**Your objective:** Copy every line of the listing that holds the string "name".

**Given entries:**
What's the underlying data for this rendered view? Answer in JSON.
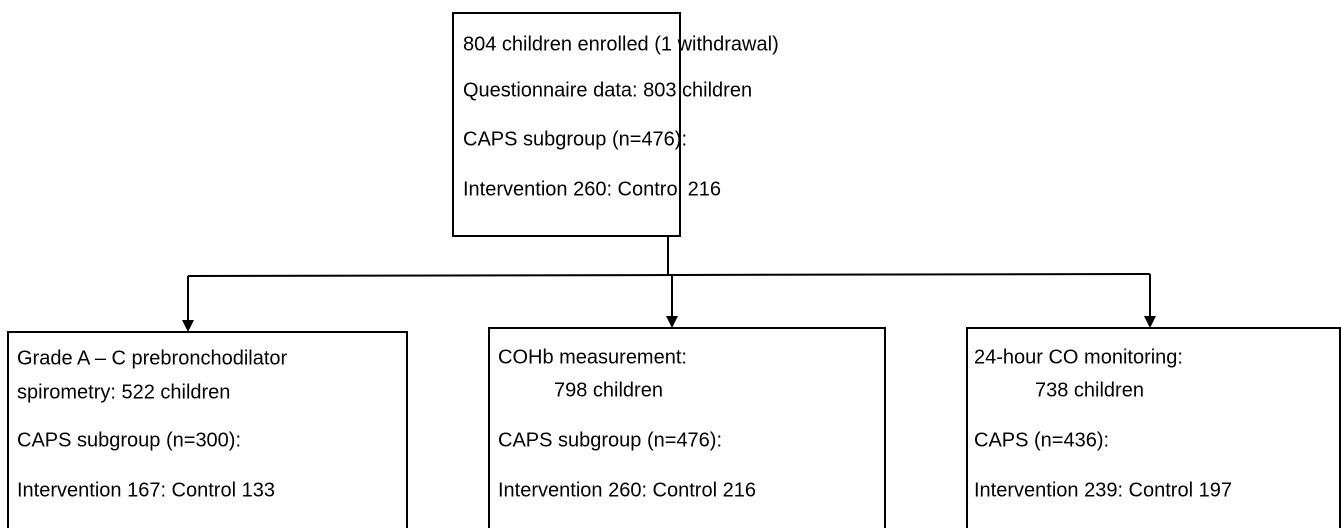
{
  "nodes": [
    {
      "lines": [
        "804 children enrolled (1 withdrawal)",
        "Questionnaire data: 803 children",
        "CAPS subgroup (n=476):",
        "Intervention 260: Control 216"
      ]
    },
    {
      "lines": [
        "Grade A – C prebronchodilator",
        "spirometry: 522 children",
        "CAPS subgroup (n=300):",
        "Intervention 167: Control 133"
      ]
    },
    {
      "lines": [
        "COHb measurement:",
        "798 children",
        "CAPS subgroup (n=476):",
        "Intervention 260: Control 216"
      ]
    },
    {
      "lines": [
        "24-hour CO monitoring:",
        "738 children",
        "CAPS (n=436):",
        "Intervention 239: Control 197"
      ]
    }
  ]
}
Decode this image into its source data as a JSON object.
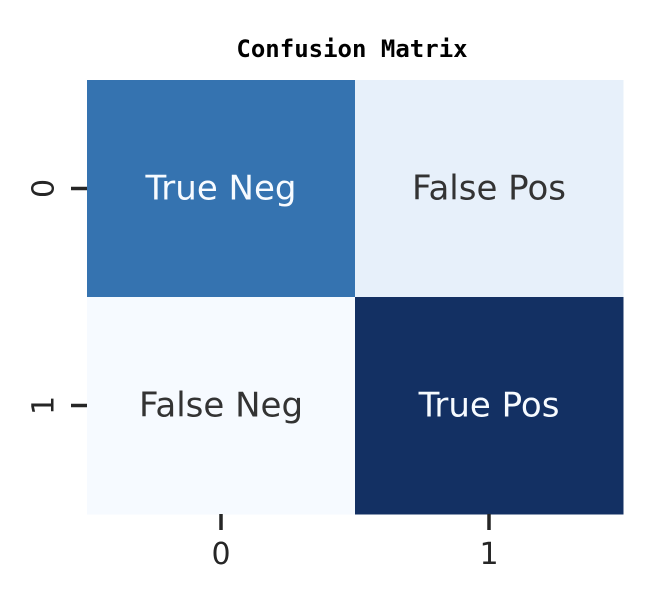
{
  "chart_data": {
    "type": "heatmap",
    "title": "Confusion Matrix",
    "x_categories": [
      "0",
      "1"
    ],
    "y_categories": [
      "0",
      "1"
    ],
    "cells": [
      {
        "row": 0,
        "col": 0,
        "label": "True Neg",
        "color": "#3573b0",
        "text_color": "#f7fbff"
      },
      {
        "row": 0,
        "col": 1,
        "label": "False Pos",
        "color": "#e7f0fa",
        "text_color": "#333333"
      },
      {
        "row": 1,
        "col": 0,
        "label": "False Neg",
        "color": "#f6faff",
        "text_color": "#333333"
      },
      {
        "row": 1,
        "col": 1,
        "label": "True Pos",
        "color": "#133063",
        "text_color": "#f7fbff"
      }
    ],
    "colormap": "Blues",
    "colorbar": false,
    "xlabel": "",
    "ylabel": ""
  }
}
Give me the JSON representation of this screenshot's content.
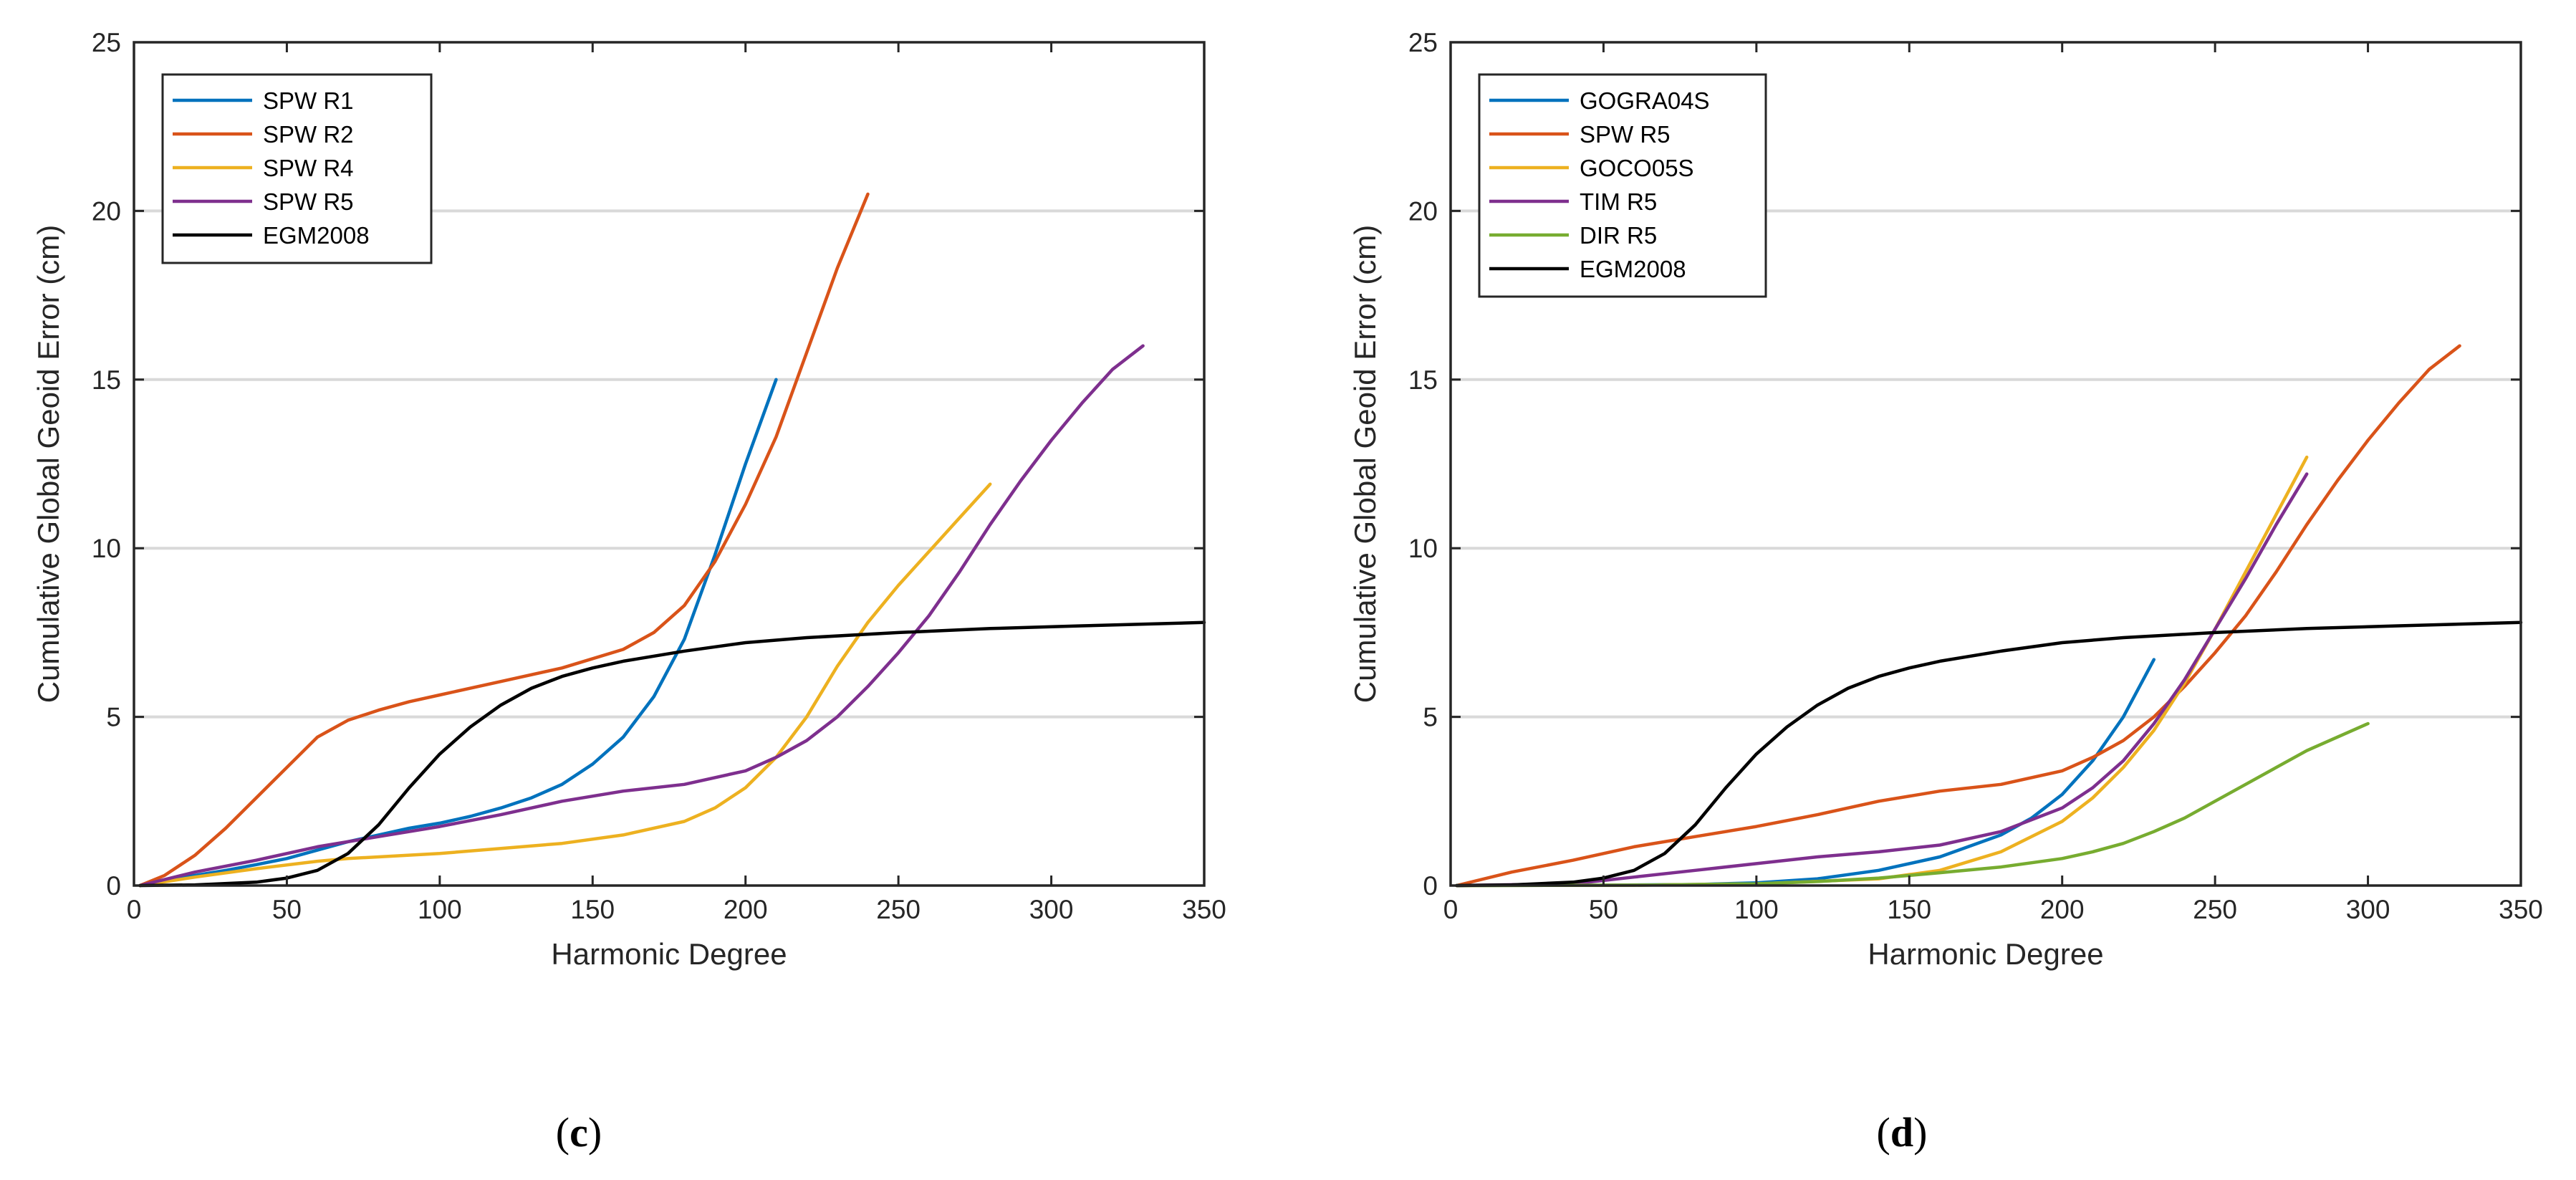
{
  "colors": {
    "blue": "#0072BD",
    "orange": "#D95319",
    "yellow": "#EDB120",
    "purple": "#7E2F8E",
    "green": "#77AC30",
    "black": "#000000",
    "grid": "#d9d9d9"
  },
  "chart_data": [
    {
      "type": "line",
      "panel_label": {
        "open": "(",
        "letter": "c",
        "close": ")"
      },
      "xlabel": "Harmonic Degree",
      "ylabel": "Cumulative Global Geoid Error (cm)",
      "xlim": [
        0,
        350
      ],
      "ylim": [
        0,
        25
      ],
      "xticks": [
        0,
        50,
        100,
        150,
        200,
        250,
        300,
        350
      ],
      "yticks": [
        0,
        5,
        10,
        15,
        20,
        25
      ],
      "grid": "horizontal",
      "legend_position": "top-left",
      "series": [
        {
          "name": "SPW R1",
          "color": "#0072BD",
          "x": [
            2,
            10,
            20,
            30,
            40,
            50,
            60,
            70,
            80,
            90,
            100,
            110,
            120,
            130,
            140,
            150,
            160,
            170,
            180,
            190,
            200,
            210
          ],
          "y": [
            0,
            0.15,
            0.3,
            0.45,
            0.62,
            0.8,
            1.05,
            1.3,
            1.5,
            1.7,
            1.85,
            2.05,
            2.3,
            2.6,
            3.0,
            3.6,
            4.4,
            5.6,
            7.3,
            9.8,
            12.5,
            15.0
          ]
        },
        {
          "name": "SPW R2",
          "color": "#D95319",
          "x": [
            2,
            10,
            20,
            30,
            40,
            50,
            60,
            70,
            80,
            90,
            100,
            120,
            140,
            160,
            170,
            180,
            190,
            200,
            210,
            220,
            230,
            240
          ],
          "y": [
            0,
            0.3,
            0.9,
            1.7,
            2.6,
            3.5,
            4.4,
            4.9,
            5.2,
            5.45,
            5.65,
            6.05,
            6.45,
            7.0,
            7.5,
            8.3,
            9.6,
            11.3,
            13.3,
            15.8,
            18.3,
            20.5
          ]
        },
        {
          "name": "SPW R4",
          "color": "#EDB120",
          "x": [
            2,
            20,
            40,
            60,
            70,
            80,
            100,
            120,
            140,
            160,
            180,
            190,
            200,
            210,
            220,
            230,
            240,
            250,
            260,
            270,
            280
          ],
          "y": [
            0,
            0.25,
            0.5,
            0.72,
            0.8,
            0.85,
            0.95,
            1.1,
            1.25,
            1.5,
            1.9,
            2.3,
            2.9,
            3.8,
            5.0,
            6.5,
            7.8,
            8.9,
            9.9,
            10.9,
            11.9
          ]
        },
        {
          "name": "SPW R5",
          "color": "#7E2F8E",
          "x": [
            2,
            20,
            40,
            60,
            80,
            100,
            120,
            140,
            160,
            180,
            200,
            210,
            220,
            230,
            240,
            250,
            260,
            270,
            280,
            290,
            300,
            310,
            320,
            330
          ],
          "y": [
            0,
            0.4,
            0.75,
            1.15,
            1.45,
            1.75,
            2.1,
            2.5,
            2.8,
            3.0,
            3.4,
            3.8,
            4.3,
            5.0,
            5.9,
            6.9,
            8.0,
            9.3,
            10.7,
            12.0,
            13.2,
            14.3,
            15.3,
            16.0
          ]
        },
        {
          "name": "EGM2008",
          "color": "#000000",
          "x": [
            2,
            20,
            40,
            50,
            60,
            70,
            80,
            90,
            100,
            110,
            120,
            130,
            140,
            150,
            160,
            180,
            200,
            220,
            250,
            280,
            310,
            350
          ],
          "y": [
            0,
            0.02,
            0.1,
            0.22,
            0.45,
            0.95,
            1.8,
            2.9,
            3.9,
            4.7,
            5.35,
            5.85,
            6.2,
            6.45,
            6.65,
            6.95,
            7.2,
            7.35,
            7.5,
            7.62,
            7.7,
            7.8
          ]
        }
      ]
    },
    {
      "type": "line",
      "panel_label": {
        "open": "(",
        "letter": "d",
        "close": ")"
      },
      "xlabel": "Harmonic Degree",
      "ylabel": "Cumulative Global Geoid Error (cm)",
      "xlim": [
        0,
        350
      ],
      "ylim": [
        0,
        25
      ],
      "xticks": [
        0,
        50,
        100,
        150,
        200,
        250,
        300,
        350
      ],
      "yticks": [
        0,
        5,
        10,
        15,
        20,
        25
      ],
      "grid": "horizontal",
      "legend_position": "top-left",
      "series": [
        {
          "name": "GOGRA04S",
          "color": "#0072BD",
          "x": [
            2,
            50,
            80,
            100,
            120,
            140,
            160,
            180,
            190,
            200,
            210,
            220,
            230
          ],
          "y": [
            0,
            0.01,
            0.03,
            0.08,
            0.2,
            0.45,
            0.85,
            1.5,
            2.0,
            2.7,
            3.7,
            5.0,
            6.7
          ]
        },
        {
          "name": "SPW R5",
          "color": "#D95319",
          "x": [
            2,
            20,
            40,
            60,
            80,
            100,
            120,
            140,
            160,
            180,
            200,
            210,
            220,
            230,
            240,
            250,
            260,
            270,
            280,
            290,
            300,
            310,
            320,
            330
          ],
          "y": [
            0,
            0.4,
            0.75,
            1.15,
            1.45,
            1.75,
            2.1,
            2.5,
            2.8,
            3.0,
            3.4,
            3.8,
            4.3,
            5.0,
            5.9,
            6.9,
            8.0,
            9.3,
            10.7,
            12.0,
            13.2,
            14.3,
            15.3,
            16.0
          ]
        },
        {
          "name": "GOCO05S",
          "color": "#EDB120",
          "x": [
            2,
            60,
            100,
            140,
            160,
            180,
            200,
            210,
            220,
            230,
            240,
            250,
            260,
            270,
            280
          ],
          "y": [
            0,
            0.01,
            0.05,
            0.2,
            0.45,
            1.0,
            1.9,
            2.6,
            3.5,
            4.6,
            6.0,
            7.6,
            9.3,
            11.0,
            12.7
          ]
        },
        {
          "name": "TIM R5",
          "color": "#7E2F8E",
          "x": [
            2,
            40,
            60,
            80,
            100,
            120,
            140,
            160,
            180,
            200,
            210,
            220,
            230,
            240,
            250,
            260,
            270,
            280
          ],
          "y": [
            0,
            0.05,
            0.25,
            0.45,
            0.65,
            0.85,
            1.0,
            1.2,
            1.6,
            2.3,
            2.9,
            3.7,
            4.8,
            6.1,
            7.6,
            9.1,
            10.7,
            12.2
          ]
        },
        {
          "name": "DIR R5",
          "color": "#77AC30",
          "x": [
            2,
            60,
            100,
            120,
            140,
            160,
            180,
            200,
            210,
            220,
            230,
            240,
            250,
            260,
            270,
            280,
            290,
            300
          ],
          "y": [
            0,
            0.01,
            0.05,
            0.12,
            0.22,
            0.38,
            0.55,
            0.8,
            1.0,
            1.25,
            1.6,
            2.0,
            2.5,
            3.0,
            3.5,
            4.0,
            4.4,
            4.8
          ]
        },
        {
          "name": "EGM2008",
          "color": "#000000",
          "x": [
            2,
            20,
            40,
            50,
            60,
            70,
            80,
            90,
            100,
            110,
            120,
            130,
            140,
            150,
            160,
            180,
            200,
            220,
            250,
            280,
            310,
            350
          ],
          "y": [
            0,
            0.02,
            0.1,
            0.22,
            0.45,
            0.95,
            1.8,
            2.9,
            3.9,
            4.7,
            5.35,
            5.85,
            6.2,
            6.45,
            6.65,
            6.95,
            7.2,
            7.35,
            7.5,
            7.62,
            7.7,
            7.8
          ]
        }
      ]
    }
  ]
}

**Answer in full:**
          "name": "SPW R1",
          "name": "SPW R2",
          "name": "SPW R4",
          "name": "SPW R5",
          "name": "EGM2008",
          "name": "GOGRA04S",
          "name": "SPW R5",
          "name": "GOCO05S",
          "name": "TIM R5",
          "name": "DIR R5",
          "name": "EGM2008",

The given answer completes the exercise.